Directions =
Copy every line, leaving nothing out and adding nothing.
^^^^^^^^
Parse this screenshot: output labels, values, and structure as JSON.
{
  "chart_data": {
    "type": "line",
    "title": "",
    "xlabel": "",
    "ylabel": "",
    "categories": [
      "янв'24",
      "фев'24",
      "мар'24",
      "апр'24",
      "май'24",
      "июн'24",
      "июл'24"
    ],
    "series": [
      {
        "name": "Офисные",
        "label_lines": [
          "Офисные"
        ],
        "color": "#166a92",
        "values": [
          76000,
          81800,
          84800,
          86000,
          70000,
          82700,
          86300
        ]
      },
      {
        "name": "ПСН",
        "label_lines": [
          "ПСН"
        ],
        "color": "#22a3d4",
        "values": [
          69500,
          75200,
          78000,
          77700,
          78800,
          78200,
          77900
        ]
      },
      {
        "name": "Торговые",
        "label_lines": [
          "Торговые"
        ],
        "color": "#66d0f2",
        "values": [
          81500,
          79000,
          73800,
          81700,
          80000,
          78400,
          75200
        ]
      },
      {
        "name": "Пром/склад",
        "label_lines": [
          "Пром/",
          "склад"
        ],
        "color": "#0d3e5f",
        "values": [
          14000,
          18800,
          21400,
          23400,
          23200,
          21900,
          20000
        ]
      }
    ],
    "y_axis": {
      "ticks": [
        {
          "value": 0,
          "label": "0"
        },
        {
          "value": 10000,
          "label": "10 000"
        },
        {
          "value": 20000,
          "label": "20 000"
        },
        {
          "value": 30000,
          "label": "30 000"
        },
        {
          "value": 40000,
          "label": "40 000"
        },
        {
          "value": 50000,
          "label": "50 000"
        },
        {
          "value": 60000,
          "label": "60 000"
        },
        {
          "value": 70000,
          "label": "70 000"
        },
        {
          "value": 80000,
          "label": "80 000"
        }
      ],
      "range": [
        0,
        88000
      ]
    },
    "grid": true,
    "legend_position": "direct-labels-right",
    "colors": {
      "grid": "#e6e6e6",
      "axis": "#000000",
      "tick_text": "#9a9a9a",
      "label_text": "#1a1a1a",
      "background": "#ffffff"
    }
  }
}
^^^^^^^^
Output of the exercise =
Parse this screenshot: output labels, values, and structure as JSON.
{
  "chart_data": {
    "type": "line",
    "title": "",
    "xlabel": "",
    "ylabel": "",
    "categories": [
      "янв'24",
      "фев'24",
      "мар'24",
      "апр'24",
      "май'24",
      "июн'24",
      "июл'24"
    ],
    "series": [
      {
        "name": "Офисные",
        "label_lines": [
          "Офисные"
        ],
        "color": "#166a92",
        "values": [
          76000,
          81800,
          84800,
          86000,
          70000,
          82700,
          86300
        ]
      },
      {
        "name": "ПСН",
        "label_lines": [
          "ПСН"
        ],
        "color": "#22a3d4",
        "values": [
          69500,
          75200,
          78000,
          77700,
          78800,
          78200,
          77900
        ]
      },
      {
        "name": "Торговые",
        "label_lines": [
          "Торговые"
        ],
        "color": "#66d0f2",
        "values": [
          81500,
          79000,
          73800,
          81700,
          80000,
          78400,
          75200
        ]
      },
      {
        "name": "Пром/склад",
        "label_lines": [
          "Пром/",
          "склад"
        ],
        "color": "#0d3e5f",
        "values": [
          14000,
          18800,
          21400,
          23400,
          23200,
          21900,
          20000
        ]
      }
    ],
    "y_axis": {
      "ticks": [
        {
          "value": 0,
          "label": "0"
        },
        {
          "value": 10000,
          "label": "10 000"
        },
        {
          "value": 20000,
          "label": "20 000"
        },
        {
          "value": 30000,
          "label": "30 000"
        },
        {
          "value": 40000,
          "label": "40 000"
        },
        {
          "value": 50000,
          "label": "50 000"
        },
        {
          "value": 60000,
          "label": "60 000"
        },
        {
          "value": 70000,
          "label": "70 000"
        },
        {
          "value": 80000,
          "label": "80 000"
        }
      ],
      "range": [
        0,
        88000
      ]
    },
    "grid": true,
    "legend_position": "direct-labels-right",
    "colors": {
      "grid": "#e6e6e6",
      "axis": "#000000",
      "tick_text": "#9a9a9a",
      "label_text": "#1a1a1a",
      "background": "#ffffff"
    }
  }
}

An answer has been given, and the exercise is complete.